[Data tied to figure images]
· · · · · · ·

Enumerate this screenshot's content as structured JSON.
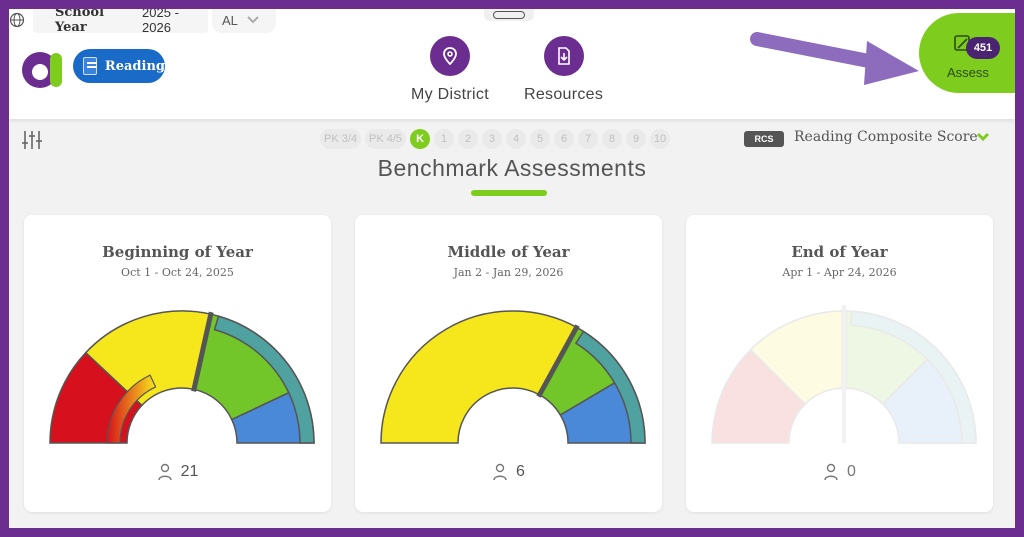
{
  "header": {
    "school_year_label": "School Year",
    "school_year_value": "2025 - 2026",
    "state": "AL",
    "subject": "Reading",
    "nav": [
      {
        "label": "My District",
        "icon": "location-pin-icon"
      },
      {
        "label": "Resources",
        "icon": "document-download-icon"
      }
    ],
    "assess": {
      "label": "Assess",
      "badge": "451"
    }
  },
  "grades": {
    "items": [
      "PK 3/4",
      "PK 4/5",
      "K",
      "1",
      "2",
      "3",
      "4",
      "5",
      "6",
      "7",
      "8",
      "9",
      "10"
    ],
    "selected": "K"
  },
  "score_selector": {
    "tag": "RCS",
    "label": "Reading Composite Score"
  },
  "section_title": "Benchmark Assessments",
  "cards": [
    {
      "title": "Beginning of Year",
      "dates": "Oct 1 - Oct 24, 2025",
      "count": "21",
      "distribution": {
        "red": 24,
        "yellow": 33,
        "green": 29,
        "blue": 14
      },
      "progress": 36
    },
    {
      "title": "Middle of Year",
      "dates": "Jan 2 - Jan 29, 2026",
      "count": "6",
      "distribution": {
        "red": 0,
        "yellow": 66,
        "green": 17,
        "blue": 17
      },
      "progress": 0
    },
    {
      "title": "End of Year",
      "dates": "Apr 1 - Apr 24, 2026",
      "count": "0",
      "distribution": {
        "red": 25,
        "yellow": 25,
        "green": 25,
        "blue": 25
      },
      "progress": 0,
      "empty": true
    }
  ],
  "colors": {
    "red": "#d6111d",
    "yellow": "#f6e61c",
    "green": "#72c62a",
    "blue": "#4a88d8",
    "teal": "#4fa2a0",
    "accent": "#7dcc1e",
    "brand_purple": "#6b2d8f"
  }
}
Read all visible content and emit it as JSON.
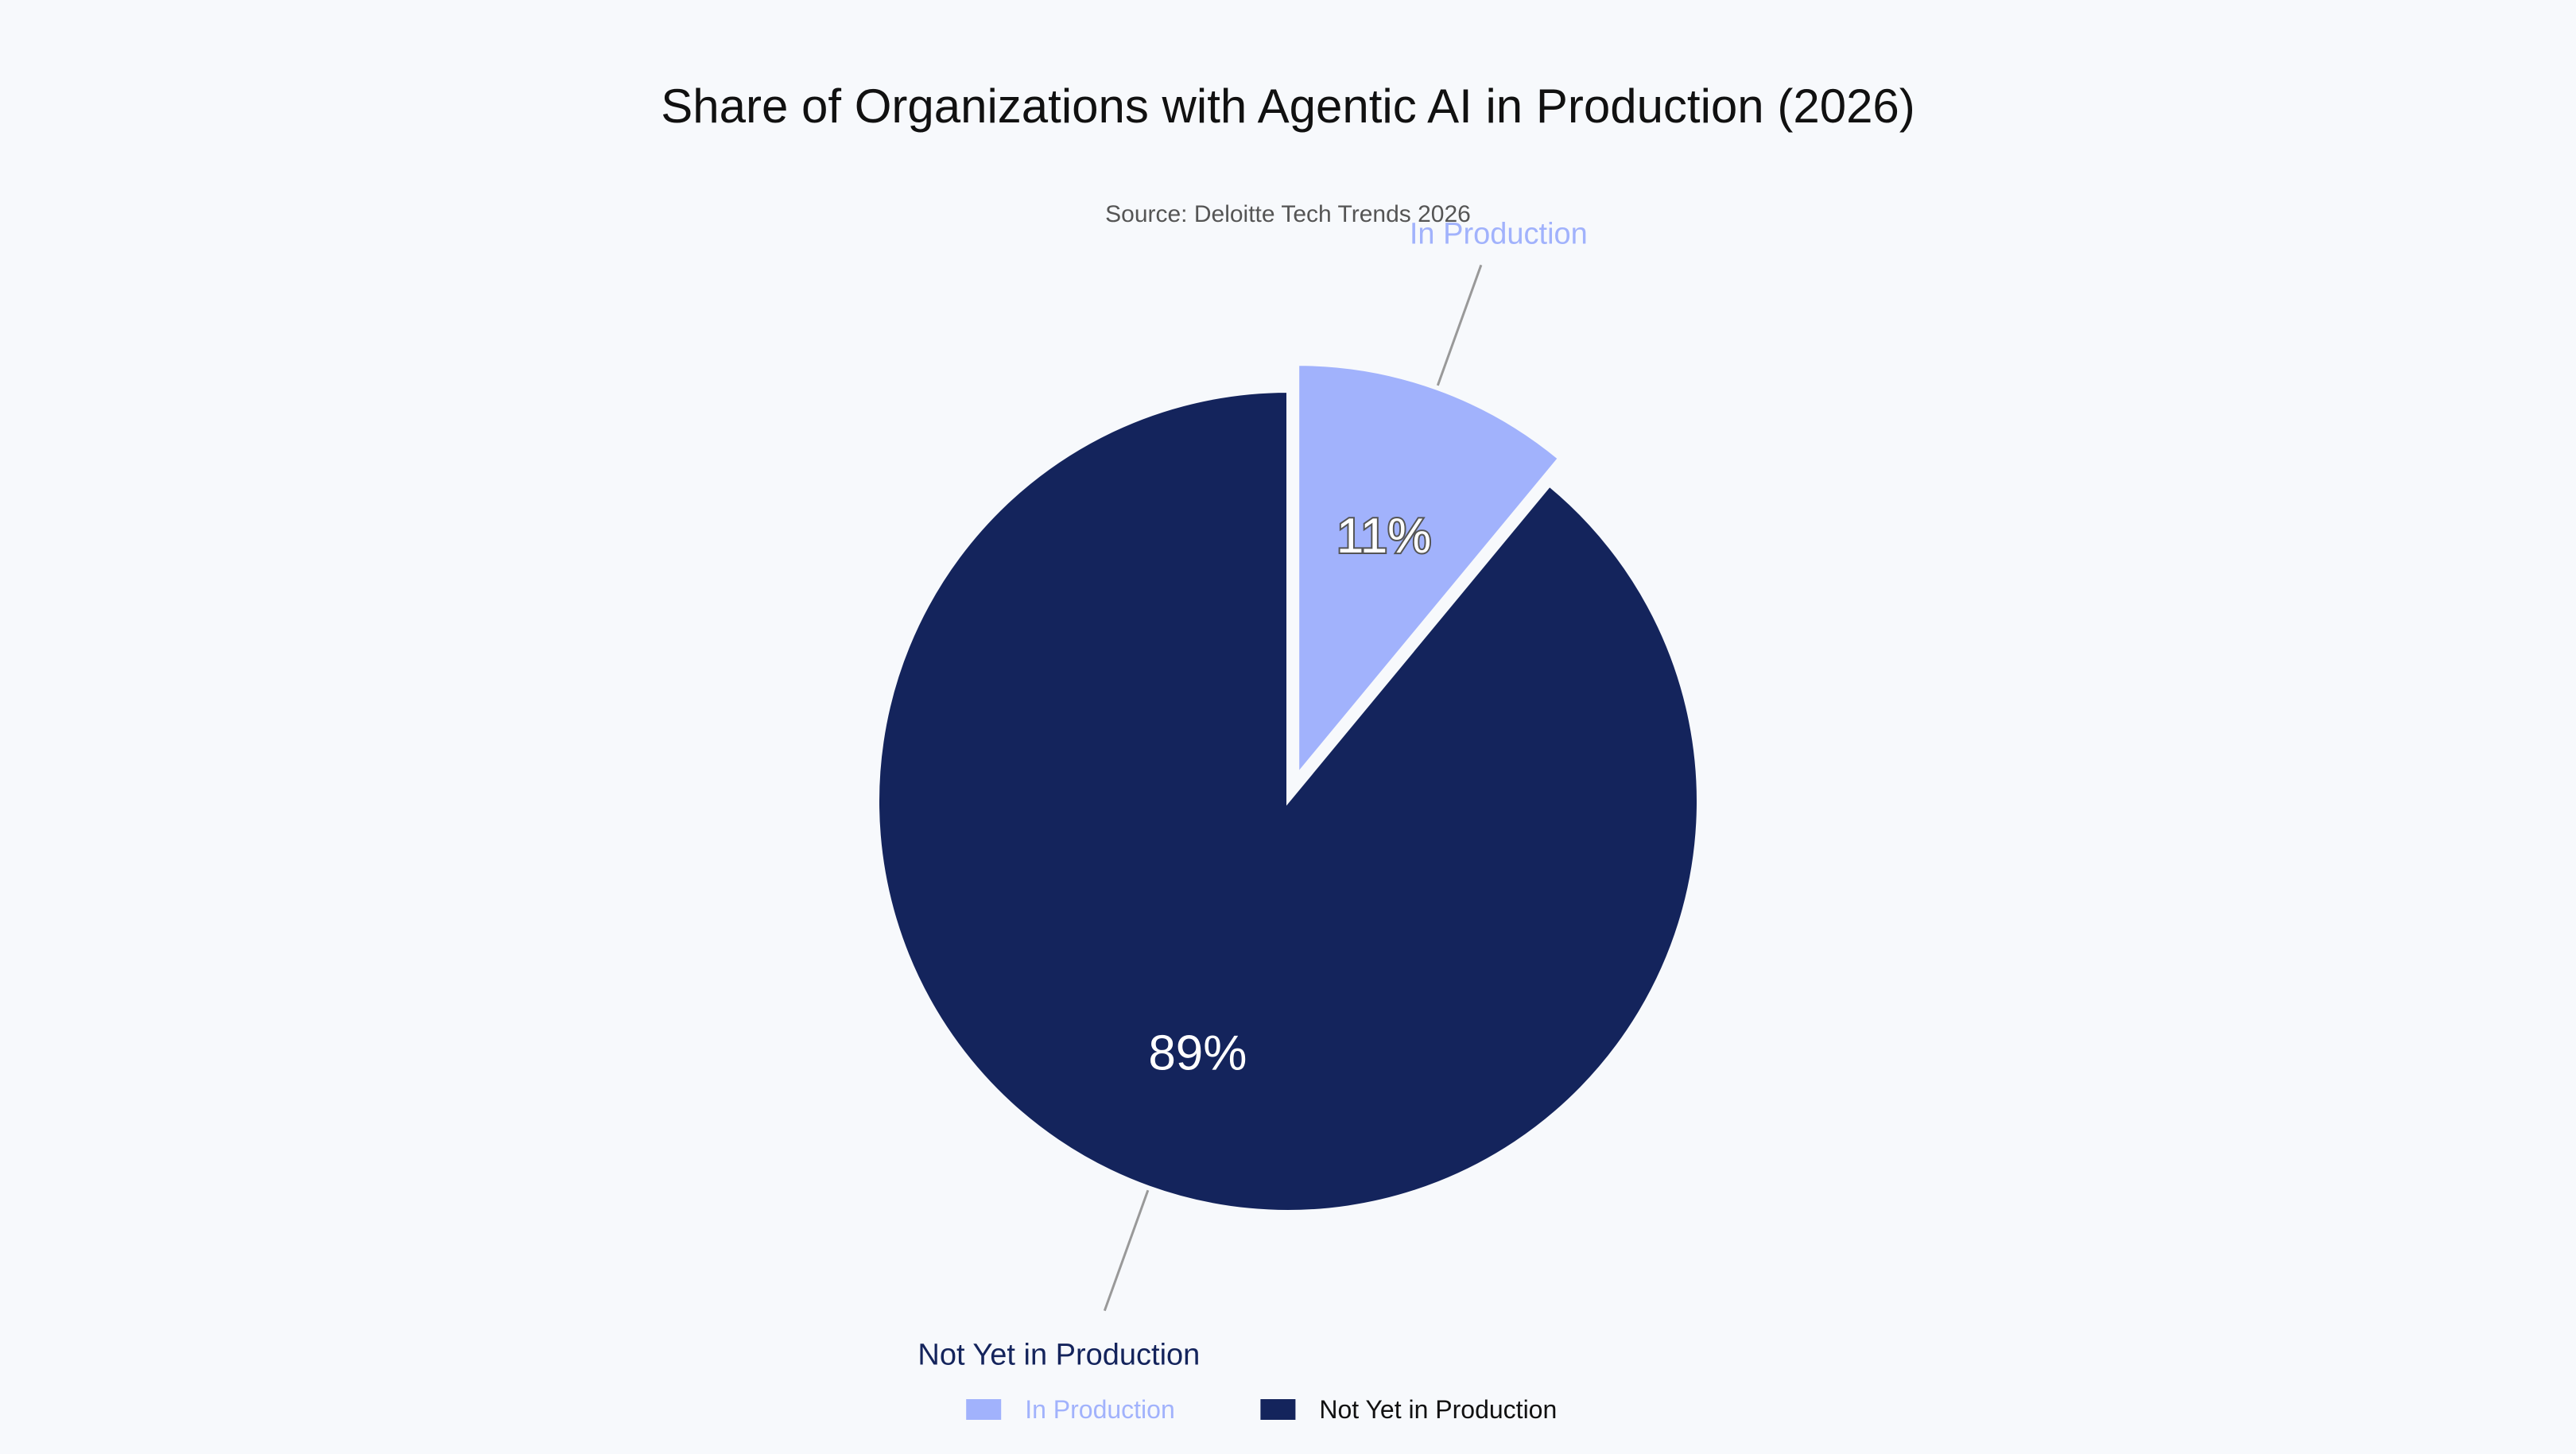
{
  "chart_data": {
    "type": "pie",
    "title": "Share of Organizations with Agentic AI in Production (2026)",
    "subtitle": "Source: Deloitte Tech Trends 2026",
    "legend_position": "bottom",
    "start_angle_deg": 0,
    "direction": "clockwise",
    "slices": [
      {
        "label": "In Production",
        "value": 11,
        "value_label": "11%",
        "color": "#A1B2FC",
        "pulled": true
      },
      {
        "label": "Not Yet in Production",
        "value": 89,
        "value_label": "89%",
        "color": "#14245C",
        "pulled": false
      }
    ]
  },
  "colors": {
    "background": "#F7F9FC",
    "leader_line": "#999999",
    "inside_text_light": "#FFFFFF"
  }
}
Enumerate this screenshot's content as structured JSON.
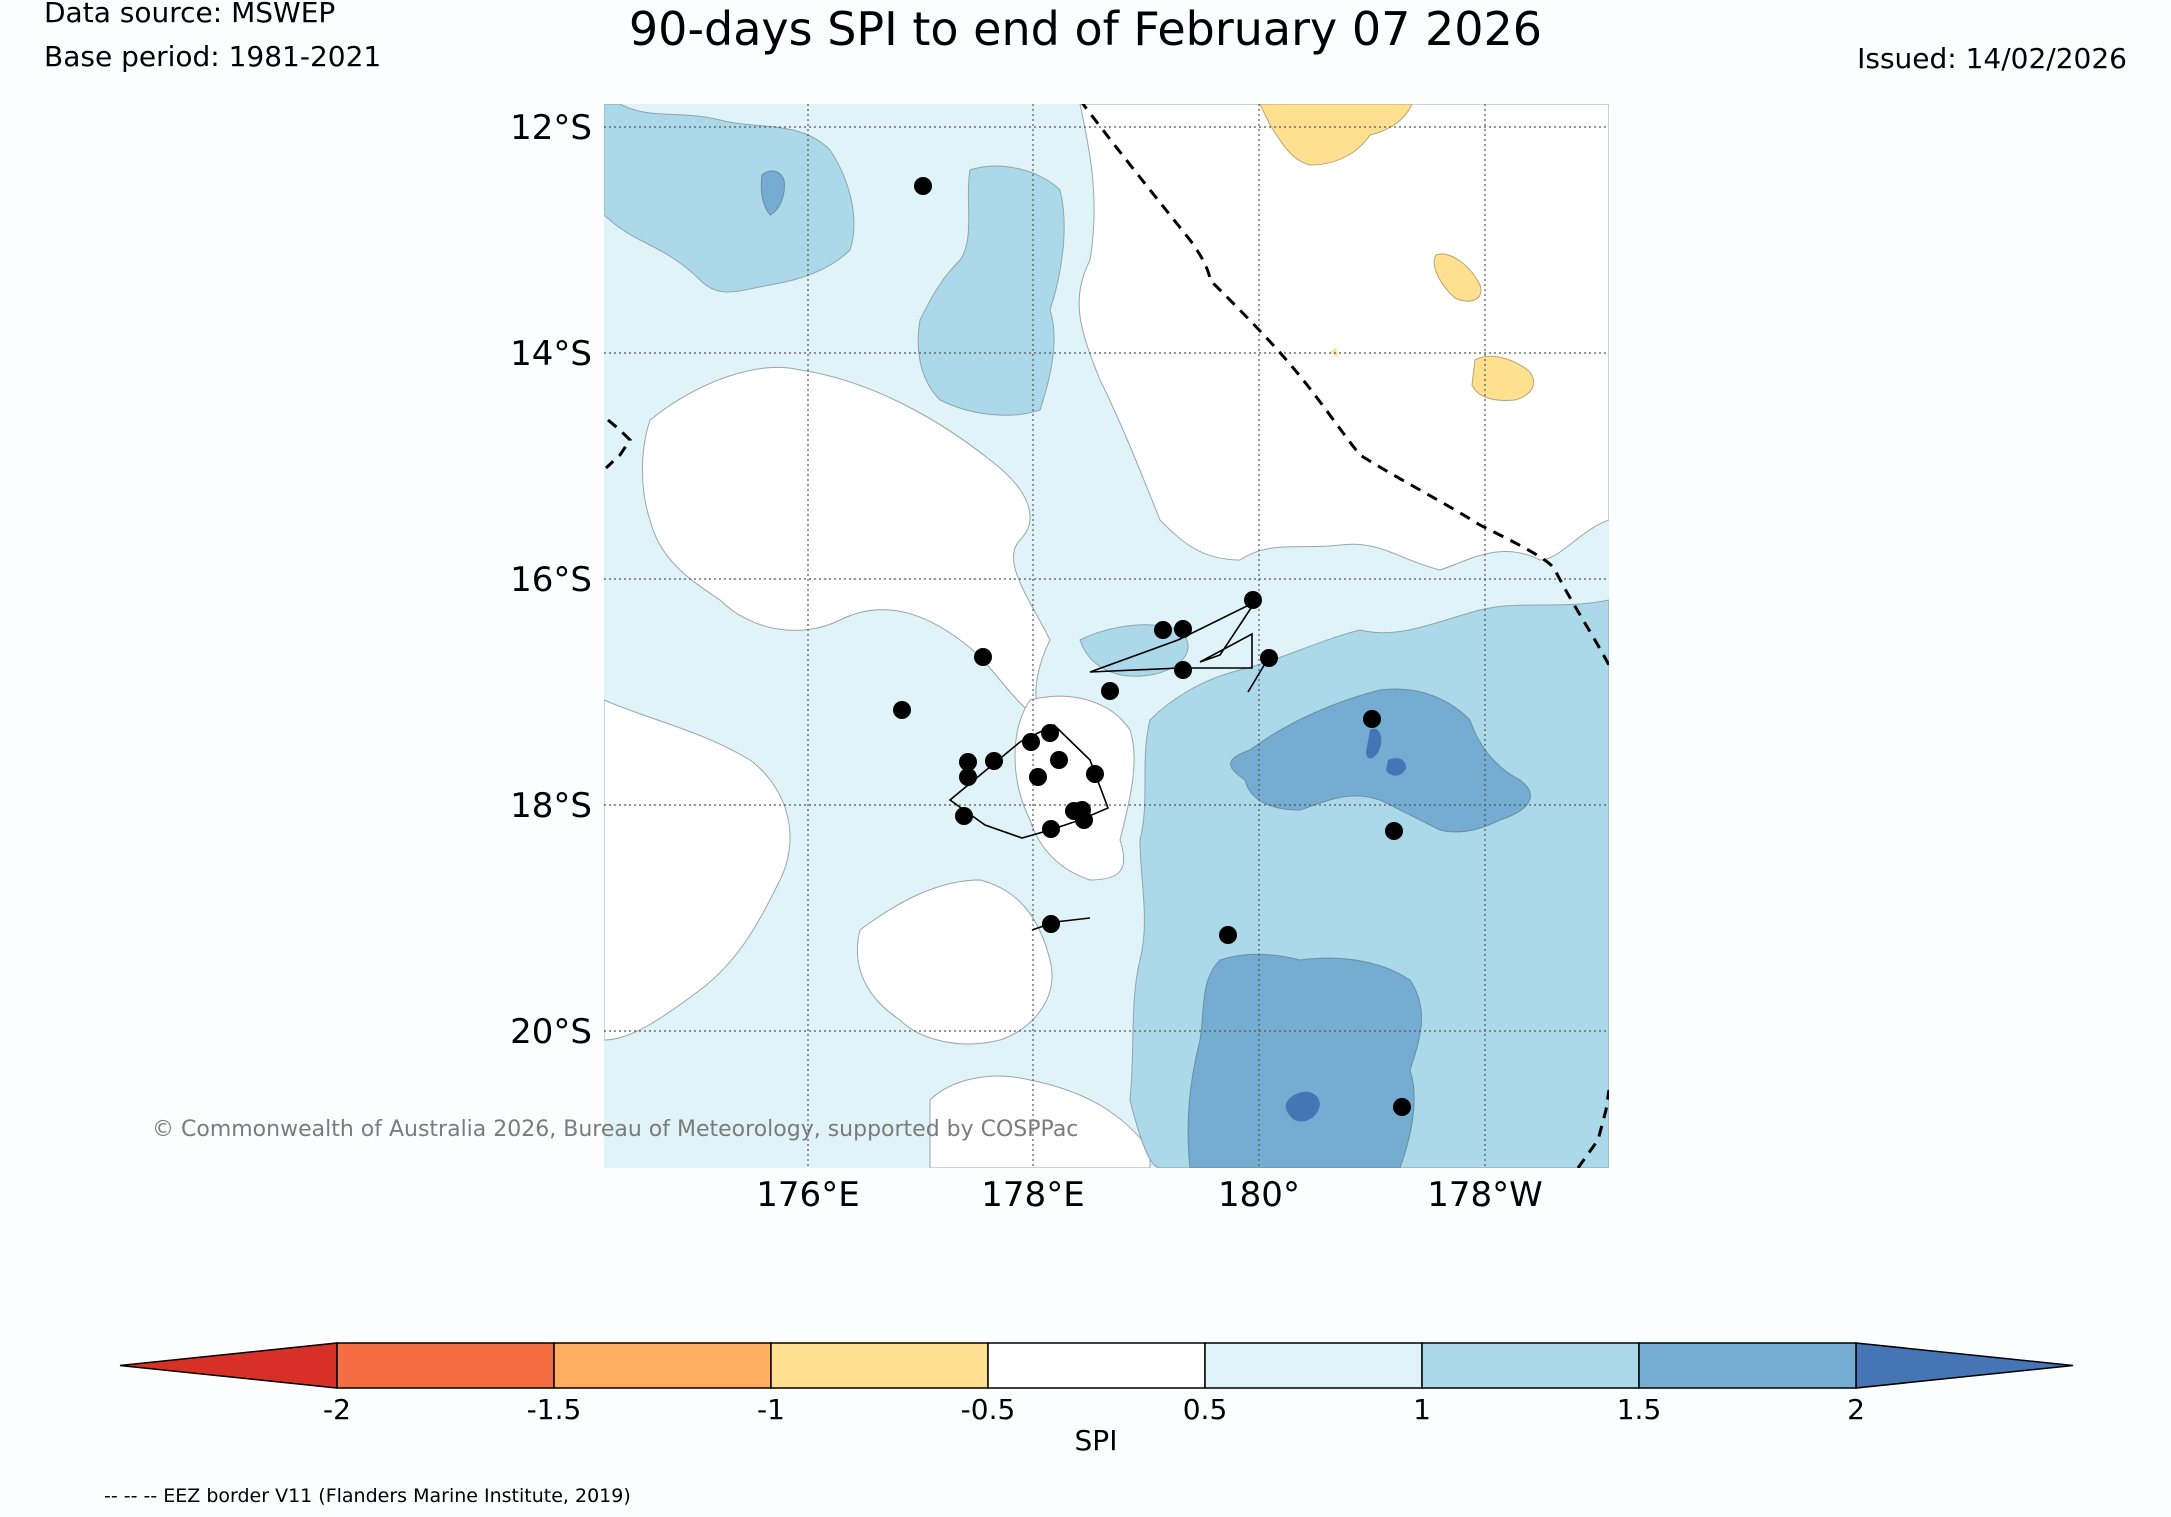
{
  "header": {
    "title": "90-days SPI to end of February 07 2026",
    "data_source": "Data source: MSWEP",
    "base_period": "Base period: 1981-2021",
    "issued": "Issued: 14/02/2026"
  },
  "map": {
    "lat_labels": [
      "12°S",
      "14°S",
      "16°S",
      "18°S",
      "20°S"
    ],
    "lon_labels": [
      "176°E",
      "178°E",
      "180°",
      "178°W"
    ],
    "copyright": "© Commonwealth of Australia 2026, Bureau of Meteorology, supported by COSPPac",
    "legend_note": "-- -- -- EEZ border V11 (Flanders Marine Institute, 2019)"
  },
  "colorbar": {
    "label": "SPI",
    "ticks": [
      "-2",
      "-1.5",
      "-1",
      "-0.5",
      "0.5",
      "1",
      "1.5",
      "2"
    ],
    "colors": {
      "below_min": "#d73027",
      "bins": [
        "#f46d43",
        "#fdae61",
        "#fee090",
        "#ffffff",
        "#e0f3f8",
        "#abd9e9",
        "#74add1"
      ],
      "above_max": "#4575b4"
    }
  }
}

· · · · · · ·

◆ EXERCISE DETAILS:
Reproduce the entries above exactly. Do not include the images.

◆ ANSWER BELOW:
Enumerate this screenshot's content as structured JSON.
{
  "header": {
    "school_year_label": "School Year",
    "school_year_value": "2025 - 2026",
    "state": "AL",
    "subject": "Reading",
    "nav": [
      {
        "label": "My District",
        "icon": "location-pin-icon"
      },
      {
        "label": "Resources",
        "icon": "document-download-icon"
      }
    ],
    "assess": {
      "label": "Assess",
      "badge": "451"
    }
  },
  "grades": {
    "items": [
      "PK 3/4",
      "PK 4/5",
      "K",
      "1",
      "2",
      "3",
      "4",
      "5",
      "6",
      "7",
      "8",
      "9",
      "10"
    ],
    "selected": "K"
  },
  "score_selector": {
    "tag": "RCS",
    "label": "Reading Composite Score"
  },
  "section_title": "Benchmark Assessments",
  "cards": [
    {
      "title": "Beginning of Year",
      "dates": "Oct 1 - Oct 24, 2025",
      "count": "21",
      "distribution": {
        "red": 24,
        "yellow": 33,
        "green": 29,
        "blue": 14
      },
      "progress": 36
    },
    {
      "title": "Middle of Year",
      "dates": "Jan 2 - Jan 29, 2026",
      "count": "6",
      "distribution": {
        "red": 0,
        "yellow": 66,
        "green": 17,
        "blue": 17
      },
      "progress": 0
    },
    {
      "title": "End of Year",
      "dates": "Apr 1 - Apr 24, 2026",
      "count": "0",
      "distribution": {
        "red": 25,
        "yellow": 25,
        "green": 25,
        "blue": 25
      },
      "progress": 0,
      "empty": true
    }
  ],
  "colors": {
    "red": "#d6111d",
    "yellow": "#f6e61c",
    "green": "#72c62a",
    "blue": "#4a88d8",
    "teal": "#4fa2a0",
    "accent": "#7dcc1e",
    "brand_purple": "#6b2d8f"
  }
}
Read all visible content and emit it as JSON.
{
  "chart_data": {
    "type": "pie",
    "title": "Share of Organizations with Agentic AI in Production (2026)",
    "subtitle": "Source: Deloitte Tech Trends 2026",
    "legend_position": "bottom",
    "start_angle_deg": 0,
    "direction": "clockwise",
    "slices": [
      {
        "label": "In Production",
        "value": 11,
        "value_label": "11%",
        "color": "#A1B2FC",
        "pulled": true
      },
      {
        "label": "Not Yet in Production",
        "value": 89,
        "value_label": "89%",
        "color": "#14245C",
        "pulled": false
      }
    ]
  },
  "colors": {
    "background": "#F7F9FC",
    "leader_line": "#999999",
    "inside_text_light": "#FFFFFF"
  }
}
Enumerate this screenshot's content as structured JSON.
{
  "header": {
    "title": "90-days SPI to end of February 07 2026",
    "data_source": "Data source: MSWEP",
    "base_period": "Base period: 1981-2021",
    "issued": "Issued: 14/02/2026"
  },
  "map": {
    "lat_labels": [
      "12°S",
      "14°S",
      "16°S",
      "18°S",
      "20°S"
    ],
    "lon_labels": [
      "176°E",
      "178°E",
      "180°",
      "178°W"
    ],
    "copyright": "© Commonwealth of Australia 2026, Bureau of Meteorology, supported by COSPPac",
    "legend_note": "-- -- -- EEZ border V11 (Flanders Marine Institute, 2019)"
  },
  "colorbar": {
    "label": "SPI",
    "ticks": [
      "-2",
      "-1.5",
      "-1",
      "-0.5",
      "0.5",
      "1",
      "1.5",
      "2"
    ],
    "colors": {
      "below_min": "#d73027",
      "bins": [
        "#f46d43",
        "#fdae61",
        "#fee090",
        "#ffffff",
        "#e0f3f8",
        "#abd9e9",
        "#74add1"
      ],
      "above_max": "#4575b4"
    }
  }
}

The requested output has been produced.